### Problem requirements
Retype the whole listing verbatim and keep the pictures out of it.
— start —
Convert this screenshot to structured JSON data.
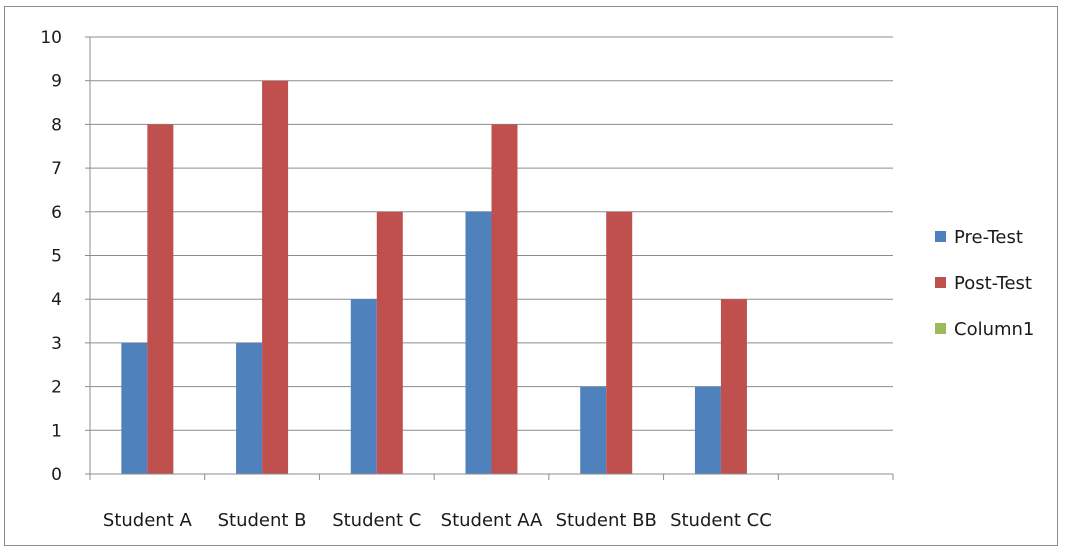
{
  "chart_data": {
    "type": "bar",
    "categories": [
      "Student A",
      "Student B",
      "Student C",
      "Student AA",
      "Student BB",
      "Student CC"
    ],
    "series": [
      {
        "name": "Pre-Test",
        "values": [
          3,
          3,
          4,
          6,
          2,
          2
        ],
        "color": "#4f81bd"
      },
      {
        "name": "Post-Test",
        "values": [
          8,
          9,
          6,
          8,
          6,
          4
        ],
        "color": "#c0504d"
      },
      {
        "name": "Column1",
        "values": [
          null,
          null,
          null,
          null,
          null,
          null
        ],
        "color": "#9bbb59"
      }
    ],
    "ylim": [
      0,
      10
    ],
    "yticks": [
      0,
      1,
      2,
      3,
      4,
      5,
      6,
      7,
      8,
      9,
      10
    ],
    "grid": true,
    "legend": "right"
  }
}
— end —
### Right answer
Convert this screenshot to structured JSON data.
{
  "chart_data": {
    "type": "bar",
    "categories": [
      "Student A",
      "Student B",
      "Student C",
      "Student AA",
      "Student BB",
      "Student CC"
    ],
    "series": [
      {
        "name": "Pre-Test",
        "values": [
          3,
          3,
          4,
          6,
          2,
          2
        ],
        "color": "#4f81bd"
      },
      {
        "name": "Post-Test",
        "values": [
          8,
          9,
          6,
          8,
          6,
          4
        ],
        "color": "#c0504d"
      },
      {
        "name": "Column1",
        "values": [
          null,
          null,
          null,
          null,
          null,
          null
        ],
        "color": "#9bbb59"
      }
    ],
    "ylim": [
      0,
      10
    ],
    "yticks": [
      0,
      1,
      2,
      3,
      4,
      5,
      6,
      7,
      8,
      9,
      10
    ],
    "grid": true,
    "legend": "right"
  }
}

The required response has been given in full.